Material provided.
━━━━━━━━━━

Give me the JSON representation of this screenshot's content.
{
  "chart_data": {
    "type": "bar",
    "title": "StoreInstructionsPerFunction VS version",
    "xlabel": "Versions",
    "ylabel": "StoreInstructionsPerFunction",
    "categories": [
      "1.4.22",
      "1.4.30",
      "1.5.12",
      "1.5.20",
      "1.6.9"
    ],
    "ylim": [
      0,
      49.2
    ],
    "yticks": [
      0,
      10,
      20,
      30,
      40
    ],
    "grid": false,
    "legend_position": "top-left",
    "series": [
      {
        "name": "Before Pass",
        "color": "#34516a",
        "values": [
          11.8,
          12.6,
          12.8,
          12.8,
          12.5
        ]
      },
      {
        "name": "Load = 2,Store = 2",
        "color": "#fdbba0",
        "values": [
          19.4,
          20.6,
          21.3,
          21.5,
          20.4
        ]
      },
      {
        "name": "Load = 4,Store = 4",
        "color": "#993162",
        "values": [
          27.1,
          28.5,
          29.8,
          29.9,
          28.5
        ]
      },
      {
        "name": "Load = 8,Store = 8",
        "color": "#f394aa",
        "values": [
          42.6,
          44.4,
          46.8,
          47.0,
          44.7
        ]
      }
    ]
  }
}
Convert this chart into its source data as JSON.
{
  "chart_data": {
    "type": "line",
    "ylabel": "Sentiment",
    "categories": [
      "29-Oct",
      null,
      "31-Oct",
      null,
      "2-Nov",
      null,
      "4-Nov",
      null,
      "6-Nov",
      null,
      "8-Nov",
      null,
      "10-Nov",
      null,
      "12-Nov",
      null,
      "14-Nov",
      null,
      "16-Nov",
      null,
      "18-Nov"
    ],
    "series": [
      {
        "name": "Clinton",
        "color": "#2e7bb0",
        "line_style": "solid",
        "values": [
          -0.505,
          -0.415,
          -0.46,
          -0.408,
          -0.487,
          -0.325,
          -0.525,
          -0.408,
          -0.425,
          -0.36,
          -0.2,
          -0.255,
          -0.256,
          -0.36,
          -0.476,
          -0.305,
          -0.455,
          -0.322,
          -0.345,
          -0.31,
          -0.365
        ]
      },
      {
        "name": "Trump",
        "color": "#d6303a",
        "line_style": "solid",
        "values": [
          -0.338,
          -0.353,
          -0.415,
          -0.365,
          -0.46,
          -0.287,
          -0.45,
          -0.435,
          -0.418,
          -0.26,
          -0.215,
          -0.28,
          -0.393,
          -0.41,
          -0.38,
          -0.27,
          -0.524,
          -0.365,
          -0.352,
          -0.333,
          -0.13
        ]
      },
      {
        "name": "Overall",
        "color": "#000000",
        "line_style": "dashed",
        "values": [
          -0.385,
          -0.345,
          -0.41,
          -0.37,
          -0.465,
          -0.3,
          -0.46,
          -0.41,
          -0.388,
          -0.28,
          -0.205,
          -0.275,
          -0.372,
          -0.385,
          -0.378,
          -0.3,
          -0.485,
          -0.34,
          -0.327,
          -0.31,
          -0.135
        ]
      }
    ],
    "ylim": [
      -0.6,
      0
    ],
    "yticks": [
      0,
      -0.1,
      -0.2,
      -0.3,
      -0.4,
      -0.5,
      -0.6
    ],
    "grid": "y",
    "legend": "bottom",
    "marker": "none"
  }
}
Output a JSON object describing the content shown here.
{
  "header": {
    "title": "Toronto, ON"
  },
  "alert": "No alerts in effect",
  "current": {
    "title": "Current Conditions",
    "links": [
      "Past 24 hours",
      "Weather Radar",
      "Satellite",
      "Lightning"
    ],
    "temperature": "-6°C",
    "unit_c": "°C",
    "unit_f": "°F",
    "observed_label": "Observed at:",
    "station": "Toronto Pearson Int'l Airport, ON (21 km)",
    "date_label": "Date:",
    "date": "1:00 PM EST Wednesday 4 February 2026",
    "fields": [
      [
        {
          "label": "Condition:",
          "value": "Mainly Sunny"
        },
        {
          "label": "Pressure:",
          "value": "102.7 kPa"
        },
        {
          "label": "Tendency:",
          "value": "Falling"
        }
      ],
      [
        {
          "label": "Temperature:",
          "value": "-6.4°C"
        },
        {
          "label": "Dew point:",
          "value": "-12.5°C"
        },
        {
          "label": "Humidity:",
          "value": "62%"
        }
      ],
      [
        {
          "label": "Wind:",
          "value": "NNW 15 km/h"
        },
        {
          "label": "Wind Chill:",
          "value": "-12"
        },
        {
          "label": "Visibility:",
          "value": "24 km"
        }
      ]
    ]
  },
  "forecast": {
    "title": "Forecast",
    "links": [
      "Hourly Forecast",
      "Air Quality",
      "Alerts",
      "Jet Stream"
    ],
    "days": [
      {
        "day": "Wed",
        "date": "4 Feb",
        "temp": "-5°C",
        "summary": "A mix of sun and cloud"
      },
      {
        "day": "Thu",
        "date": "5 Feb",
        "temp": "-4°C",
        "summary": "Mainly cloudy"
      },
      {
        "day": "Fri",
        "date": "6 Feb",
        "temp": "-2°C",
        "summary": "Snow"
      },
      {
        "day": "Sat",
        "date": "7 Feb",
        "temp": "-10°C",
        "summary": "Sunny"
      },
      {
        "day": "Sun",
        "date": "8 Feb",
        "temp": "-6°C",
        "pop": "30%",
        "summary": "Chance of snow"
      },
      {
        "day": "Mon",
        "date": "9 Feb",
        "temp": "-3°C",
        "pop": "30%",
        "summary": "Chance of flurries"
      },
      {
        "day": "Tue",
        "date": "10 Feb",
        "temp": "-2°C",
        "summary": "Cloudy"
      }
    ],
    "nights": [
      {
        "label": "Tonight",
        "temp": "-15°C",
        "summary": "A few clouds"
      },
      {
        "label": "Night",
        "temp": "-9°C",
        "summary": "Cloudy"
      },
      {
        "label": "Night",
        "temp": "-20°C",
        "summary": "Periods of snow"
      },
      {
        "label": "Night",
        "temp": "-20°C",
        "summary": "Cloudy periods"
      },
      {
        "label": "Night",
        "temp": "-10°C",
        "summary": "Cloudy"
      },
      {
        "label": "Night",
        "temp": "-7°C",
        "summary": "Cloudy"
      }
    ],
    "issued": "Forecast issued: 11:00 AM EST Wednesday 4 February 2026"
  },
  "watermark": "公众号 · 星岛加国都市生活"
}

━━━━━━━━━━

Exercise brief.
Return the listing above in its exact form.

The result.
Give me the JSON representation of this screenshot's content.
{
  "chart_data": {
    "type": "bar",
    "title": "StoreInstructionsPerFunction VS version",
    "xlabel": "Versions",
    "ylabel": "StoreInstructionsPerFunction",
    "categories": [
      "1.4.22",
      "1.4.30",
      "1.5.12",
      "1.5.20",
      "1.6.9"
    ],
    "ylim": [
      0,
      49.2
    ],
    "yticks": [
      0,
      10,
      20,
      30,
      40
    ],
    "grid": false,
    "legend_position": "top-left",
    "series": [
      {
        "name": "Before Pass",
        "color": "#34516a",
        "values": [
          11.8,
          12.6,
          12.8,
          12.8,
          12.5
        ]
      },
      {
        "name": "Load = 2,Store = 2",
        "color": "#fdbba0",
        "values": [
          19.4,
          20.6,
          21.3,
          21.5,
          20.4
        ]
      },
      {
        "name": "Load = 4,Store = 4",
        "color": "#993162",
        "values": [
          27.1,
          28.5,
          29.8,
          29.9,
          28.5
        ]
      },
      {
        "name": "Load = 8,Store = 8",
        "color": "#f394aa",
        "values": [
          42.6,
          44.4,
          46.8,
          47.0,
          44.7
        ]
      }
    ]
  }
}
Convert this chart into its source data as JSON.
{
  "chart_data": {
    "type": "line",
    "ylabel": "Sentiment",
    "categories": [
      "29-Oct",
      null,
      "31-Oct",
      null,
      "2-Nov",
      null,
      "4-Nov",
      null,
      "6-Nov",
      null,
      "8-Nov",
      null,
      "10-Nov",
      null,
      "12-Nov",
      null,
      "14-Nov",
      null,
      "16-Nov",
      null,
      "18-Nov"
    ],
    "series": [
      {
        "name": "Clinton",
        "color": "#2e7bb0",
        "line_style": "solid",
        "values": [
          -0.505,
          -0.415,
          -0.46,
          -0.408,
          -0.487,
          -0.325,
          -0.525,
          -0.408,
          -0.425,
          -0.36,
          -0.2,
          -0.255,
          -0.256,
          -0.36,
          -0.476,
          -0.305,
          -0.455,
          -0.322,
          -0.345,
          -0.31,
          -0.365
        ]
      },
      {
        "name": "Trump",
        "color": "#d6303a",
        "line_style": "solid",
        "values": [
          -0.338,
          -0.353,
          -0.415,
          -0.365,
          -0.46,
          -0.287,
          -0.45,
          -0.435,
          -0.418,
          -0.26,
          -0.215,
          -0.28,
          -0.393,
          -0.41,
          -0.38,
          -0.27,
          -0.524,
          -0.365,
          -0.352,
          -0.333,
          -0.13
        ]
      },
      {
        "name": "Overall",
        "color": "#000000",
        "line_style": "dashed",
        "values": [
          -0.385,
          -0.345,
          -0.41,
          -0.37,
          -0.465,
          -0.3,
          -0.46,
          -0.41,
          -0.388,
          -0.28,
          -0.205,
          -0.275,
          -0.372,
          -0.385,
          -0.378,
          -0.3,
          -0.485,
          -0.34,
          -0.327,
          -0.31,
          -0.135
        ]
      }
    ],
    "ylim": [
      -0.6,
      0
    ],
    "yticks": [
      0,
      -0.1,
      -0.2,
      -0.3,
      -0.4,
      -0.5,
      -0.6
    ],
    "grid": "y",
    "legend": "bottom",
    "marker": "none"
  }
}
Output a JSON object describing the content shown here.
{
  "header": {
    "title": "Toronto, ON"
  },
  "alert": "No alerts in effect",
  "current": {
    "title": "Current Conditions",
    "links": [
      "Past 24 hours",
      "Weather Radar",
      "Satellite",
      "Lightning"
    ],
    "temperature": "-6°C",
    "unit_c": "°C",
    "unit_f": "°F",
    "observed_label": "Observed at:",
    "station": "Toronto Pearson Int'l Airport, ON (21 km)",
    "date_label": "Date:",
    "date": "1:00 PM EST Wednesday 4 February 2026",
    "fields": [
      [
        {
          "label": "Condition:",
          "value": "Mainly Sunny"
        },
        {
          "label": "Pressure:",
          "value": "102.7 kPa"
        },
        {
          "label": "Tendency:",
          "value": "Falling"
        }
      ],
      [
        {
          "label": "Temperature:",
          "value": "-6.4°C"
        },
        {
          "label": "Dew point:",
          "value": "-12.5°C"
        },
        {
          "label": "Humidity:",
          "value": "62%"
        }
      ],
      [
        {
          "label": "Wind:",
          "value": "NNW 15 km/h"
        },
        {
          "label": "Wind Chill:",
          "value": "-12"
        },
        {
          "label": "Visibility:",
          "value": "24 km"
        }
      ]
    ]
  },
  "forecast": {
    "title": "Forecast",
    "links": [
      "Hourly Forecast",
      "Air Quality",
      "Alerts",
      "Jet Stream"
    ],
    "days": [
      {
        "day": "Wed",
        "date": "4 Feb",
        "temp": "-5°C",
        "summary": "A mix of sun and cloud"
      },
      {
        "day": "Thu",
        "date": "5 Feb",
        "temp": "-4°C",
        "summary": "Mainly cloudy"
      },
      {
        "day": "Fri",
        "date": "6 Feb",
        "temp": "-2°C",
        "summary": "Snow"
      },
      {
        "day": "Sat",
        "date": "7 Feb",
        "temp": "-10°C",
        "summary": "Sunny"
      },
      {
        "day": "Sun",
        "date": "8 Feb",
        "temp": "-6°C",
        "pop": "30%",
        "summary": "Chance of snow"
      },
      {
        "day": "Mon",
        "date": "9 Feb",
        "temp": "-3°C",
        "pop": "30%",
        "summary": "Chance of flurries"
      },
      {
        "day": "Tue",
        "date": "10 Feb",
        "temp": "-2°C",
        "summary": "Cloudy"
      }
    ],
    "nights": [
      {
        "label": "Tonight",
        "temp": "-15°C",
        "summary": "A few clouds"
      },
      {
        "label": "Night",
        "temp": "-9°C",
        "summary": "Cloudy"
      },
      {
        "label": "Night",
        "temp": "-20°C",
        "summary": "Periods of snow"
      },
      {
        "label": "Night",
        "temp": "-20°C",
        "summary": "Cloudy periods"
      },
      {
        "label": "Night",
        "temp": "-10°C",
        "summary": "Cloudy"
      },
      {
        "label": "Night",
        "temp": "-7°C",
        "summary": "Cloudy"
      }
    ],
    "issued": "Forecast issued: 11:00 AM EST Wednesday 4 February 2026"
  },
  "watermark": "公众号 · 星岛加国都市生活"
}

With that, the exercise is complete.